▶ **THE PROBLEM**
From the entries that follow, gather each line holding the word "this".

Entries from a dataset
━━━━━━━━━━━━━━━━━━━━
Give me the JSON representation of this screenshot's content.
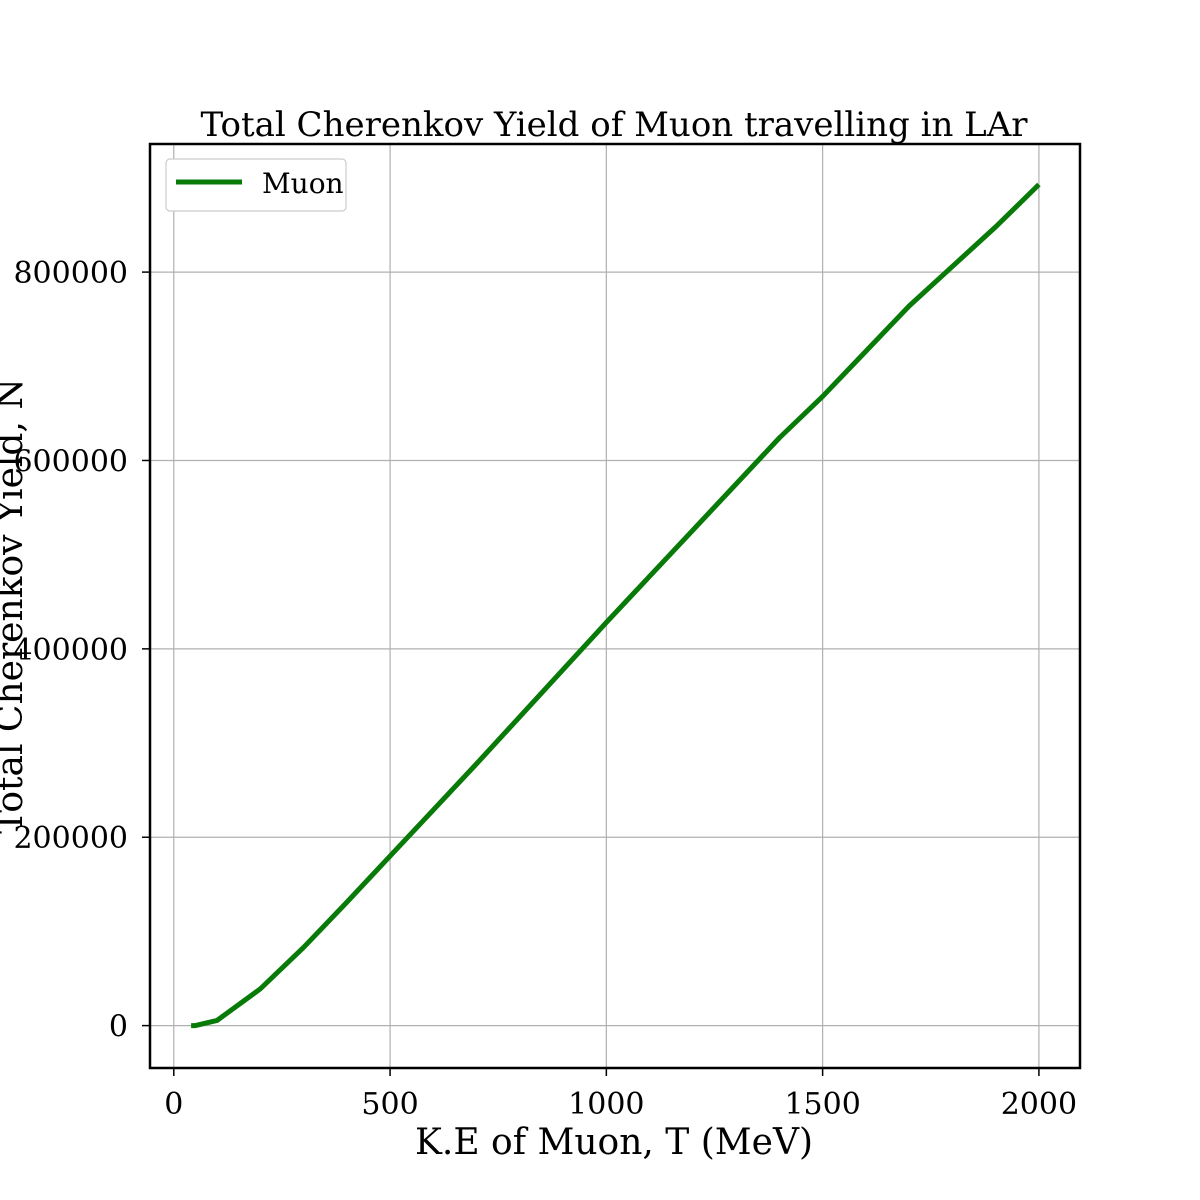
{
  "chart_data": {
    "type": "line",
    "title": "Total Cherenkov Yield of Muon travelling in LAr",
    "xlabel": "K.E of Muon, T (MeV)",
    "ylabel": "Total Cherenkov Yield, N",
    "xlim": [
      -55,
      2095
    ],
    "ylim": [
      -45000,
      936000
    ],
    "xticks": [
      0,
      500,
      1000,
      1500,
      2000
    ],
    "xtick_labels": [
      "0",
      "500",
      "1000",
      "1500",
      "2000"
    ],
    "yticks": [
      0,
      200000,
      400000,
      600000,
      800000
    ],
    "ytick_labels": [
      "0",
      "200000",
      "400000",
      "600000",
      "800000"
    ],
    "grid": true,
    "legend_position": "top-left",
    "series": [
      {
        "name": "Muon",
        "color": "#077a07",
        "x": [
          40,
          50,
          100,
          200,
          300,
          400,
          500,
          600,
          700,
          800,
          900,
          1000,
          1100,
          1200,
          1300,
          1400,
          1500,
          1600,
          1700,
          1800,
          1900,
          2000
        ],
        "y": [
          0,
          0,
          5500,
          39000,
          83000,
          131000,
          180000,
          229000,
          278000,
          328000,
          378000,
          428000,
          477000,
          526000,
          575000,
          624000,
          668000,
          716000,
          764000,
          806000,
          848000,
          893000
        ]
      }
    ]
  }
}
━━━━━━━━━━━━━━━━━━━━
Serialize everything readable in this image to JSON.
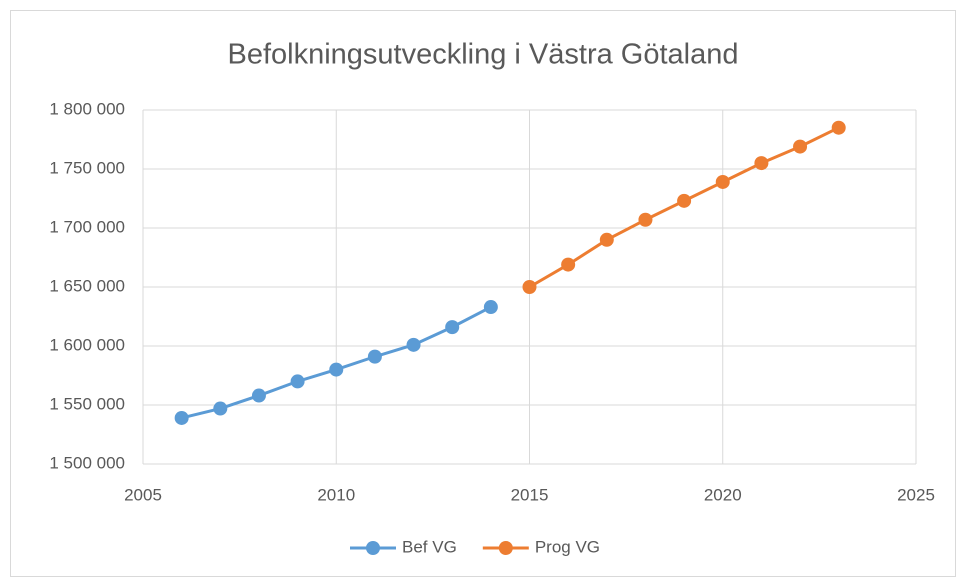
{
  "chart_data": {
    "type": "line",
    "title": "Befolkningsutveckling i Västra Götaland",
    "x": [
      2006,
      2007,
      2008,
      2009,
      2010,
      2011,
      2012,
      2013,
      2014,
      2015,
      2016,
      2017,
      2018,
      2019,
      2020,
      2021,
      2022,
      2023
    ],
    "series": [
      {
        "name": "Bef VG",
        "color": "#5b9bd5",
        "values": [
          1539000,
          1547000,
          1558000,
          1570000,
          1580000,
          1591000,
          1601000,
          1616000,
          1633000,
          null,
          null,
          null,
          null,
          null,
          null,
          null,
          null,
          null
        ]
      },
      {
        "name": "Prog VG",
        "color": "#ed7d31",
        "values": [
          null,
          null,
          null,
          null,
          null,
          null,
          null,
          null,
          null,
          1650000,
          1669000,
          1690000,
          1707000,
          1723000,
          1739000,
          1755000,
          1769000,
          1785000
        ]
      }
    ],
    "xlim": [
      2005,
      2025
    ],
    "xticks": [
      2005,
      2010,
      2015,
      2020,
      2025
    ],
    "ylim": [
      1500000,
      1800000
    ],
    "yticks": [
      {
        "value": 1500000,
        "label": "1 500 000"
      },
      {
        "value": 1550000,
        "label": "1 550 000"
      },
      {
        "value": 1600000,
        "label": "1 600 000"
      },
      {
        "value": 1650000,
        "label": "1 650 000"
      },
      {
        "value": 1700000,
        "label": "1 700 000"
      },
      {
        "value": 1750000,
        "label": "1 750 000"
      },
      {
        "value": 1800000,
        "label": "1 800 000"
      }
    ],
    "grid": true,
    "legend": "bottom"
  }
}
━━━━━━━━━━━━━━━━━━━━
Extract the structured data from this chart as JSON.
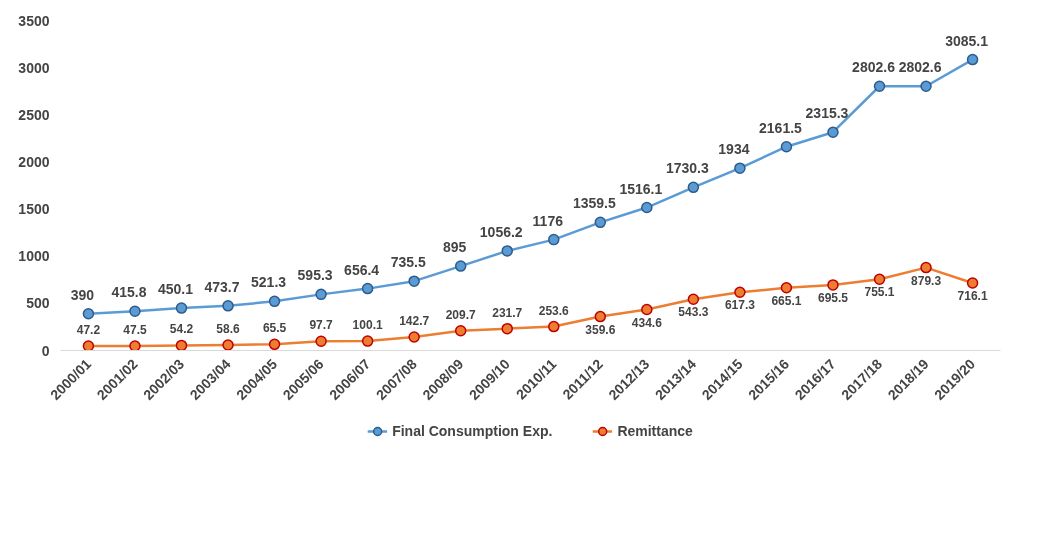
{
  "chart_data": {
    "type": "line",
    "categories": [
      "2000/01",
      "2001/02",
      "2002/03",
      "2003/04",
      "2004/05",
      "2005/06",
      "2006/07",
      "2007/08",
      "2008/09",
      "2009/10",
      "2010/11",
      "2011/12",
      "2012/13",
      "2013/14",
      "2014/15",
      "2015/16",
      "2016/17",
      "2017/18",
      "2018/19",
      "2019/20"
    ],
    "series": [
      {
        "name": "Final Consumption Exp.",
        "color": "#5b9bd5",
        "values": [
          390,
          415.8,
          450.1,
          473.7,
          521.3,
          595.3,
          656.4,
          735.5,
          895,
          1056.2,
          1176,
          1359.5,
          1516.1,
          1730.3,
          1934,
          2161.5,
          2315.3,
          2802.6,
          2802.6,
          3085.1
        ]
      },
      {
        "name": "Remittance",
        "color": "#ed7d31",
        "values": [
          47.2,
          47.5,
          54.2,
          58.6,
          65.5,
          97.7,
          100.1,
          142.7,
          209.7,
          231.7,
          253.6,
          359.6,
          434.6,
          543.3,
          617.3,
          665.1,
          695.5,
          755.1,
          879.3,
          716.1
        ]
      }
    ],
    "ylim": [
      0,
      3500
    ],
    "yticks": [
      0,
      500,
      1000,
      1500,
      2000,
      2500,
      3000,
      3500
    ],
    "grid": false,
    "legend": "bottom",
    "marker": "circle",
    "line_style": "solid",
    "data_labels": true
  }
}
━━━━━━━━━━━━━━━━━━━━
▶ **SOLUTION BELOW**
Give me the JSON representation of this screenshot's content.
Serialize everything readable in this image to JSON.
Extract the structured data from this chart as JSON.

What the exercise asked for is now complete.